• **Exercise description**: Select each line where the word "JSON" appears.

• **Data for this task**:

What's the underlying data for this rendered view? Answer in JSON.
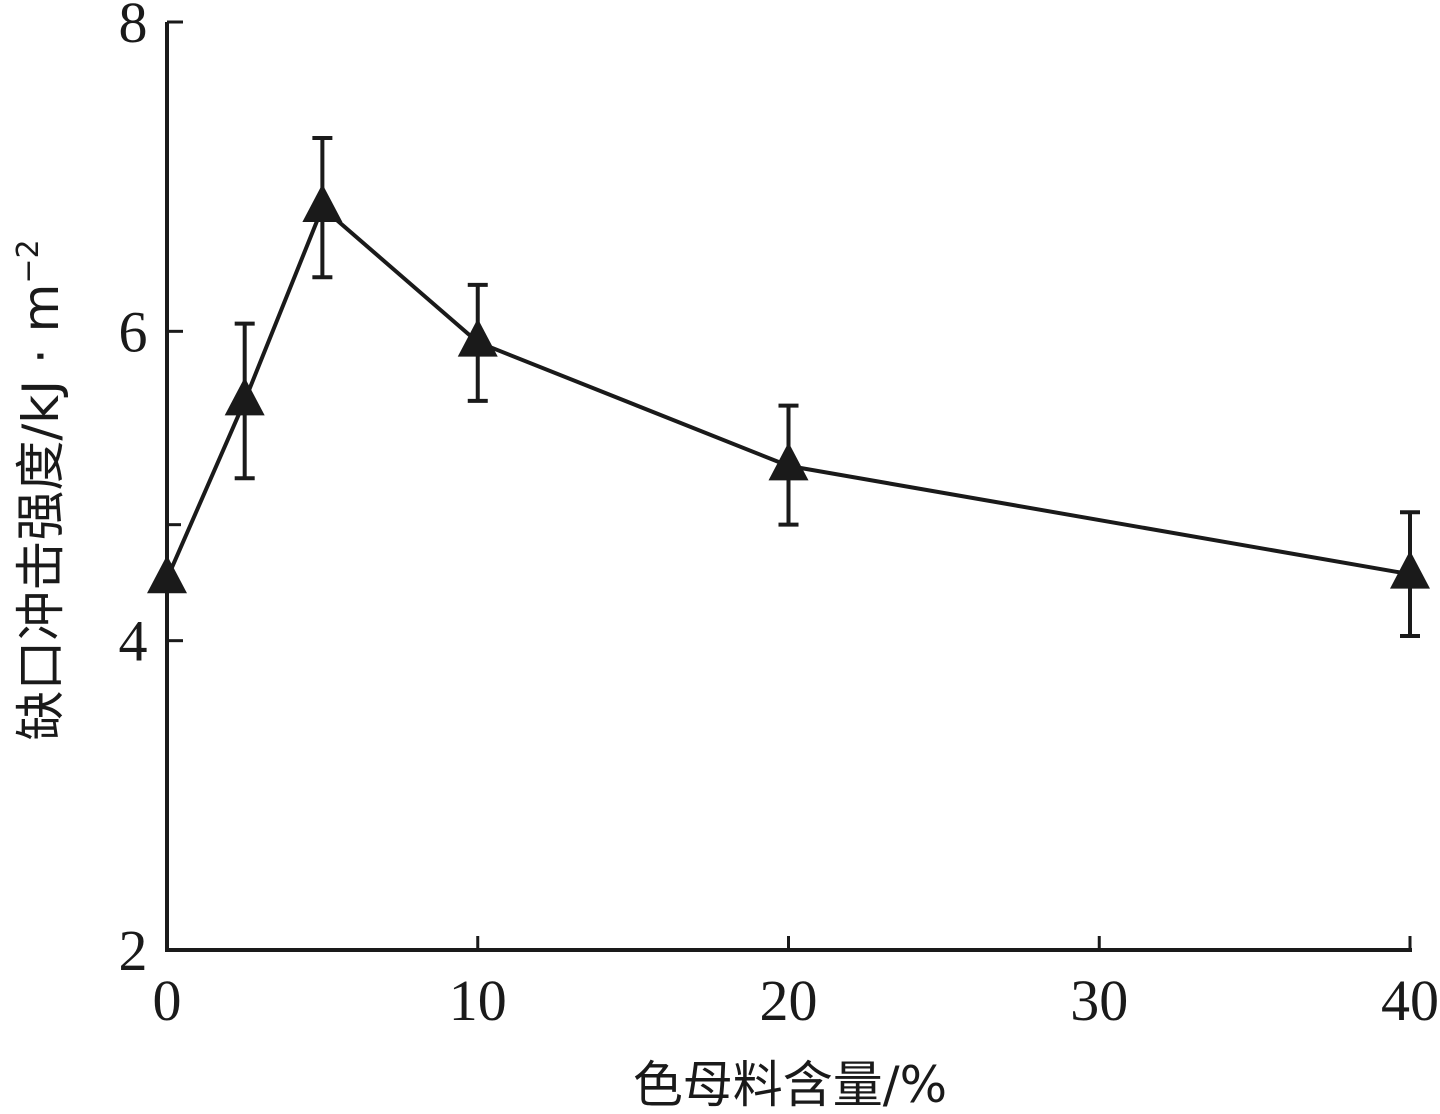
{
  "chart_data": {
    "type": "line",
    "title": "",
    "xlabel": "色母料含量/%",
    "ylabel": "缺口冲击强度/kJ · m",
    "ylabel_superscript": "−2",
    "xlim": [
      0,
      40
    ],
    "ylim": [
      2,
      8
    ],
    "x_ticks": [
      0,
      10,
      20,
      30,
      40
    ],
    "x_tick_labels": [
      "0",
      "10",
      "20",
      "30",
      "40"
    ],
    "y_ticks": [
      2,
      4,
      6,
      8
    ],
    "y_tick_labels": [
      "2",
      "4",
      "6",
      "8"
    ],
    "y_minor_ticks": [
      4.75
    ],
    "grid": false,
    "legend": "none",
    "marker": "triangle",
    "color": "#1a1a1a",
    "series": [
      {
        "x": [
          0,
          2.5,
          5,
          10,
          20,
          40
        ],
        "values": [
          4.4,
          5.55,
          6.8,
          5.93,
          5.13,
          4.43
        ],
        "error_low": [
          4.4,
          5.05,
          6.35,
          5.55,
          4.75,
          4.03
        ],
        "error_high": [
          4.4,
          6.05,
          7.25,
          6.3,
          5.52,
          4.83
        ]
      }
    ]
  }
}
* * *
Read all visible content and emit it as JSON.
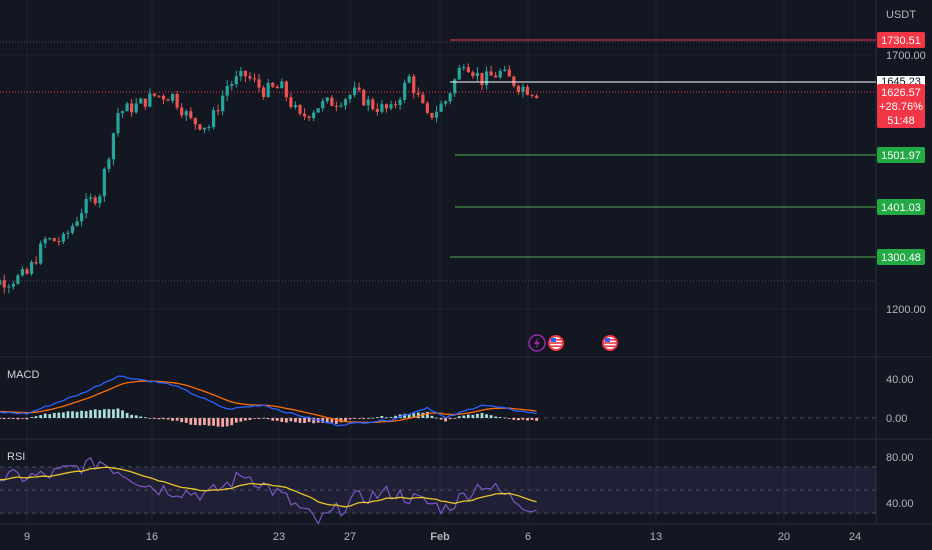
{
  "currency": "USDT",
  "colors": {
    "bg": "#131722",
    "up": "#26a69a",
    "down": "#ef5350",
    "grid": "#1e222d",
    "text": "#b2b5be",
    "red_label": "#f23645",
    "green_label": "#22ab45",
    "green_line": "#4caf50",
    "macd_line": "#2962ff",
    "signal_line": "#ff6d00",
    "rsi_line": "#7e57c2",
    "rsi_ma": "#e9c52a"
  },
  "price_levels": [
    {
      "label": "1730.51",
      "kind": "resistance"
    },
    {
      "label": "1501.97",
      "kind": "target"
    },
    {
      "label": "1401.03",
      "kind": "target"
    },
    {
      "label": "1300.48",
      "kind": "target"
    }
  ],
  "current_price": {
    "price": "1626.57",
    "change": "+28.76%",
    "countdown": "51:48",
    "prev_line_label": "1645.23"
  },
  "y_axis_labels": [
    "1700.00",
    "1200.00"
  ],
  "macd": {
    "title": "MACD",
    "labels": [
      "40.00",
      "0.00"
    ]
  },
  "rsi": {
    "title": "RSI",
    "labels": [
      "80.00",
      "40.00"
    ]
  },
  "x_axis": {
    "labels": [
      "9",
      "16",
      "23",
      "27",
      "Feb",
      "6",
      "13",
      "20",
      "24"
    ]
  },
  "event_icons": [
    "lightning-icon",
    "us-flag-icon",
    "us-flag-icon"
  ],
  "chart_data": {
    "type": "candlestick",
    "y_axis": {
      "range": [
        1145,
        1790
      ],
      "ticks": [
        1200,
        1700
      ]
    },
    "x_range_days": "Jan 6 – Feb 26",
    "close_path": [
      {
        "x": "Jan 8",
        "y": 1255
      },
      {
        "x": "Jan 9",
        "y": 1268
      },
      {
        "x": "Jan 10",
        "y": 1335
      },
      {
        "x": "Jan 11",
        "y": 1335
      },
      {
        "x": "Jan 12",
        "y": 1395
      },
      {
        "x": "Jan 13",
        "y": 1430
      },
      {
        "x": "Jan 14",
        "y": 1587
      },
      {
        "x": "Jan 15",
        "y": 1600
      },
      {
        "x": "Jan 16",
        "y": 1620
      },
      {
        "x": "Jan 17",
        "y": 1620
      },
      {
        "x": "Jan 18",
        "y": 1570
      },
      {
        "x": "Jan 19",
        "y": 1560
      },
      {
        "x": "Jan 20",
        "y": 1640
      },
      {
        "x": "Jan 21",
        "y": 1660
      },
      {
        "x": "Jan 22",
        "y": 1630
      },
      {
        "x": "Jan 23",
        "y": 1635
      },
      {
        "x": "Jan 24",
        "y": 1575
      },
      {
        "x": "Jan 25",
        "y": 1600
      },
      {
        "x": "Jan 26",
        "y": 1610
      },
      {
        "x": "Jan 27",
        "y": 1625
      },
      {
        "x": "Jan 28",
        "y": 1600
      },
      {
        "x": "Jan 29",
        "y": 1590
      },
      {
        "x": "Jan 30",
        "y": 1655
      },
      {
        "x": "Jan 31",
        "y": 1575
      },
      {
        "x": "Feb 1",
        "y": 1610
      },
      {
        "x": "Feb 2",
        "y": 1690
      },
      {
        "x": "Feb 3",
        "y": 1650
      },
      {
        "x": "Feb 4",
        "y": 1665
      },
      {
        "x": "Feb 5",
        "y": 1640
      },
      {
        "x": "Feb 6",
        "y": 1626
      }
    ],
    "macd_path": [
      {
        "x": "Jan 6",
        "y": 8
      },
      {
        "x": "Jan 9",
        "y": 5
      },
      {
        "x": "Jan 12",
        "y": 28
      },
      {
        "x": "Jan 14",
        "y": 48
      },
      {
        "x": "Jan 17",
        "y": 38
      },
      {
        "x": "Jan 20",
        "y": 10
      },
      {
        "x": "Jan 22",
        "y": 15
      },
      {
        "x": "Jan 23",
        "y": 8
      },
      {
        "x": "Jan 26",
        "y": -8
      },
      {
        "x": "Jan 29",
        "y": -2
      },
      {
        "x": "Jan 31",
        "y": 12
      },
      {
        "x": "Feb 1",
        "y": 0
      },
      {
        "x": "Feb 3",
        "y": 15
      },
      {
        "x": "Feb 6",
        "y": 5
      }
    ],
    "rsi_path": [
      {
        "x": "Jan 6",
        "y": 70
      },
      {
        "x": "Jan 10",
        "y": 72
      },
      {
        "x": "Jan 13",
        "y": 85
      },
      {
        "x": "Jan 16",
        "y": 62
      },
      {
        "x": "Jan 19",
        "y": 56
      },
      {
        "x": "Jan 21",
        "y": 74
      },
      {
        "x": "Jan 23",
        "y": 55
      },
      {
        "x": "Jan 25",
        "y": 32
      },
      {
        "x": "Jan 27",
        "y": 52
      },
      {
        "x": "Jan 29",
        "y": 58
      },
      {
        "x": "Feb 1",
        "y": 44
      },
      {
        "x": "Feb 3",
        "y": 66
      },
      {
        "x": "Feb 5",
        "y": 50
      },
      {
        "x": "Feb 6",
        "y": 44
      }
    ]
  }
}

• **Reply**:
What's the underlying data for this rendered view? Answer in JSON.
Read all visible content and emit it as JSON.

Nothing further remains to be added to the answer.